Exercise
Please give the listing again in its entirety, exactly as written.

□ □ □ □

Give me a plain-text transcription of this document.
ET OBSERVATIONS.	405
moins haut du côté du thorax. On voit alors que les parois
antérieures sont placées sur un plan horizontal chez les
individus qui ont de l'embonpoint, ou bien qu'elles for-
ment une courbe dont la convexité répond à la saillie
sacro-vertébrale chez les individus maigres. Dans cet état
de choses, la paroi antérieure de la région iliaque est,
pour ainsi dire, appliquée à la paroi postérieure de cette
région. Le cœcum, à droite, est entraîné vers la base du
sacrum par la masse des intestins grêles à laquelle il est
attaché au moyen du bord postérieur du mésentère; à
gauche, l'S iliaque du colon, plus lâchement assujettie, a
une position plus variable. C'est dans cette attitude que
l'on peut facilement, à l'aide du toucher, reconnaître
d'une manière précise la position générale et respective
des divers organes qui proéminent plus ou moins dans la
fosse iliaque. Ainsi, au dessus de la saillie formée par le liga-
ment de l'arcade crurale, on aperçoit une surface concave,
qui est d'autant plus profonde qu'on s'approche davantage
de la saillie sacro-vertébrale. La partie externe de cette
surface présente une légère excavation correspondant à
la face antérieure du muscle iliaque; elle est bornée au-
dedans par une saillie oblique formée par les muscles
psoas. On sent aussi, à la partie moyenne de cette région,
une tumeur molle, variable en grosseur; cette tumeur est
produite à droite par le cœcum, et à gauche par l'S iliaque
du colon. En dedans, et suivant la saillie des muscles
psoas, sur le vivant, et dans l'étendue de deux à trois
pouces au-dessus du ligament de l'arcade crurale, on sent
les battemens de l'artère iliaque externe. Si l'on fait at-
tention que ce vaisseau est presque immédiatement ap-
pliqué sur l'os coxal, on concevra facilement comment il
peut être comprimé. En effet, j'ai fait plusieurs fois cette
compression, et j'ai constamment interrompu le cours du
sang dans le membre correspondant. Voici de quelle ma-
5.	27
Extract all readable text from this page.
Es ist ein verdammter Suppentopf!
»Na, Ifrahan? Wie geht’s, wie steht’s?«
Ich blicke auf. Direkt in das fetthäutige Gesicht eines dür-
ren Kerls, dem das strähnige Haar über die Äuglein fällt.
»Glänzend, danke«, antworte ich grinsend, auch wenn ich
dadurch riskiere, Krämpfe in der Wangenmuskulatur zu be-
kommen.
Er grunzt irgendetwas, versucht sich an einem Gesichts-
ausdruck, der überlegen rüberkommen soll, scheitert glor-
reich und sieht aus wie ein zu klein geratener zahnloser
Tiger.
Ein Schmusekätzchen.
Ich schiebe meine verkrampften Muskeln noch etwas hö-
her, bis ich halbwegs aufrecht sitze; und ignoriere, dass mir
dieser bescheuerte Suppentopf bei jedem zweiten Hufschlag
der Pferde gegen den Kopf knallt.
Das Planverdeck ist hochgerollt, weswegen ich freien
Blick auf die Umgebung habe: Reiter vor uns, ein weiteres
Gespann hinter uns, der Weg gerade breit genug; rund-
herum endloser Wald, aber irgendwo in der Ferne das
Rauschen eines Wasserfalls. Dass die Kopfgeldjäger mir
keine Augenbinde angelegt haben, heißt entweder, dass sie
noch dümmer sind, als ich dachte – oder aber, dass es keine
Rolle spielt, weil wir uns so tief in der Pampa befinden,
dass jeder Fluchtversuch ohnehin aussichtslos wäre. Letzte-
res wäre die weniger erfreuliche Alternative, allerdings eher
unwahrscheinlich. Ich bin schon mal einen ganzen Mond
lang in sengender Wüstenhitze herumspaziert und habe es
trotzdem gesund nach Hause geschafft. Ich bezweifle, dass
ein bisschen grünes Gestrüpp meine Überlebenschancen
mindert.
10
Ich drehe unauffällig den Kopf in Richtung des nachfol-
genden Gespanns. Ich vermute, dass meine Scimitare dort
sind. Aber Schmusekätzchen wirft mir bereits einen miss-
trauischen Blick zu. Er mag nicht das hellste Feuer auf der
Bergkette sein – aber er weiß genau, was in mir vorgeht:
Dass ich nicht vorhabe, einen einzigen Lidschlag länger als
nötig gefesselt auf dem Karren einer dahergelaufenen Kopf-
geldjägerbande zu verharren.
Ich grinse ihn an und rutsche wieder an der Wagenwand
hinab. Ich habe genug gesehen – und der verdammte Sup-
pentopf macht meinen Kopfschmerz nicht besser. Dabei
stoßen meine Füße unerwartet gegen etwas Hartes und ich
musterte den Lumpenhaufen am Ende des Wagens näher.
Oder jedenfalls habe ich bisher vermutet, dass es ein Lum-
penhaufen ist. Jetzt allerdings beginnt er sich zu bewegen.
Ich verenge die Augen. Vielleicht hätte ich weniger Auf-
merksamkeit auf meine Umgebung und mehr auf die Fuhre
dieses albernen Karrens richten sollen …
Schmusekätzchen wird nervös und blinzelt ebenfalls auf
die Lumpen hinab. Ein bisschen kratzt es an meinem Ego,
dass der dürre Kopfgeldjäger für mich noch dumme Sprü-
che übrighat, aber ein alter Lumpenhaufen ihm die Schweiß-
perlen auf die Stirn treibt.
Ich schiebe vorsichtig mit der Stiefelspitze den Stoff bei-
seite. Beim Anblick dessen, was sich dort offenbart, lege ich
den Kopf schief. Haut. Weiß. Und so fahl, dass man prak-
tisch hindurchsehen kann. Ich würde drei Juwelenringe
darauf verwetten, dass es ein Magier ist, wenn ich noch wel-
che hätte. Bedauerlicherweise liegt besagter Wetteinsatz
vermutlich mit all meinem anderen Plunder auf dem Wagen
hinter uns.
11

□ □ □ □

Response
Give me a plain-text transcription of this document.
ET OBSERVATIONS.	405
moins haut du côté du thorax. On voit alors que les parois
antérieures sont placées sur un plan horizontal chez les
individus qui ont de l'embonpoint, ou bien qu'elles for-
ment une courbe dont la convexité répond à la saillie
sacro-vertébrale chez les individus maigres. Dans cet état
de choses, la paroi antérieure de la région iliaque est,
pour ainsi dire, appliquée à la paroi postérieure de cette
région. Le cœcum, à droite, est entraîné vers la base du
sacrum par la masse des intestins grêles à laquelle il est
attaché au moyen du bord postérieur du mésentère; à
gauche, l'S iliaque du colon, plus lâchement assujettie, a
une position plus variable. C'est dans cette attitude que
l'on peut facilement, à l'aide du toucher, reconnaître
d'une manière précise la position générale et respective
des divers organes qui proéminent plus ou moins dans la
fosse iliaque. Ainsi, au dessus de la saillie formée par le liga-
ment de l'arcade crurale, on aperçoit une surface concave,
qui est d'autant plus profonde qu'on s'approche davantage
de la saillie sacro-vertébrale. La partie externe de cette
surface présente une légère excavation correspondant à
la face antérieure du muscle iliaque; elle est bornée au-
dedans par une saillie oblique formée par les muscles
psoas. On sent aussi, à la partie moyenne de cette région,
une tumeur molle, variable en grosseur; cette tumeur est
produite à droite par le cœcum, et à gauche par l'S iliaque
du colon. En dedans, et suivant la saillie des muscles
psoas, sur le vivant, et dans l'étendue de deux à trois
pouces au-dessus du ligament de l'arcade crurale, on sent
les battemens de l'artère iliaque externe. Si l'on fait at-
tention que ce vaisseau est presque immédiatement ap-
pliqué sur l'os coxal, on concevra facilement comment il
peut être comprimé. En effet, j'ai fait plusieurs fois cette
compression, et j'ai constamment interrompu le cours du
sang dans le membre correspondant. Voici de quelle ma-
5.	27
Extract all readable text from this page.
Es ist ein verdammter Suppentopf!
»Na, Ifrahan? Wie geht’s, wie steht’s?«
Ich blicke auf. Direkt in das fetthäutige Gesicht eines dür-
ren Kerls, dem das strähnige Haar über die Äuglein fällt.
»Glänzend, danke«, antworte ich grinsend, auch wenn ich
dadurch riskiere, Krämpfe in der Wangenmuskulatur zu be-
kommen.
Er grunzt irgendetwas, versucht sich an einem Gesichts-
ausdruck, der überlegen rüberkommen soll, scheitert glor-
reich und sieht aus wie ein zu klein geratener zahnloser
Tiger.
Ein Schmusekätzchen.
Ich schiebe meine verkrampften Muskeln noch etwas hö-
her, bis ich halbwegs aufrecht sitze; und ignoriere, dass mir
dieser bescheuerte Suppentopf bei jedem zweiten Hufschlag
der Pferde gegen den Kopf knallt.
Das Planverdeck ist hochgerollt, weswegen ich freien
Blick auf die Umgebung habe: Reiter vor uns, ein weiteres
Gespann hinter uns, der Weg gerade breit genug; rund-
herum endloser Wald, aber irgendwo in der Ferne das
Rauschen eines Wasserfalls. Dass die Kopfgeldjäger mir
keine Augenbinde angelegt haben, heißt entweder, dass sie
noch dümmer sind, als ich dachte – oder aber, dass es keine
Rolle spielt, weil wir uns so tief in der Pampa befinden,
dass jeder Fluchtversuch ohnehin aussichtslos wäre. Letzte-
res wäre die weniger erfreuliche Alternative, allerdings eher
unwahrscheinlich. Ich bin schon mal einen ganzen Mond
lang in sengender Wüstenhitze herumspaziert und habe es
trotzdem gesund nach Hause geschafft. Ich bezweifle, dass
ein bisschen grünes Gestrüpp meine Überlebenschancen
mindert.
10
Ich drehe unauffällig den Kopf in Richtung des nachfol-
genden Gespanns. Ich vermute, dass meine Scimitare dort
sind. Aber Schmusekätzchen wirft mir bereits einen miss-
trauischen Blick zu. Er mag nicht das hellste Feuer auf der
Bergkette sein – aber er weiß genau, was in mir vorgeht:
Dass ich nicht vorhabe, einen einzigen Lidschlag länger als
nötig gefesselt auf dem Karren einer dahergelaufenen Kopf-
geldjägerbande zu verharren.
Ich grinse ihn an und rutsche wieder an der Wagenwand
hinab. Ich habe genug gesehen – und der verdammte Sup-
pentopf macht meinen Kopfschmerz nicht besser. Dabei
stoßen meine Füße unerwartet gegen etwas Hartes und ich
musterte den Lumpenhaufen am Ende des Wagens näher.
Oder jedenfalls habe ich bisher vermutet, dass es ein Lum-
penhaufen ist. Jetzt allerdings beginnt er sich zu bewegen.
Ich verenge die Augen. Vielleicht hätte ich weniger Auf-
merksamkeit auf meine Umgebung und mehr auf die Fuhre
dieses albernen Karrens richten sollen …
Schmusekätzchen wird nervös und blinzelt ebenfalls auf
die Lumpen hinab. Ein bisschen kratzt es an meinem Ego,
dass der dürre Kopfgeldjäger für mich noch dumme Sprü-
che übrighat, aber ein alter Lumpenhaufen ihm die Schweiß-
perlen auf die Stirn treibt.
Ich schiebe vorsichtig mit der Stiefelspitze den Stoff bei-
seite. Beim Anblick dessen, was sich dort offenbart, lege ich
den Kopf schief. Haut. Weiß. Und so fahl, dass man prak-
tisch hindurchsehen kann. Ich würde drei Juwelenringe
darauf verwetten, dass es ein Magier ist, wenn ich noch wel-
che hätte. Bedauerlicherweise liegt besagter Wetteinsatz
vermutlich mit all meinem anderen Plunder auf dem Wagen
hinter uns.
11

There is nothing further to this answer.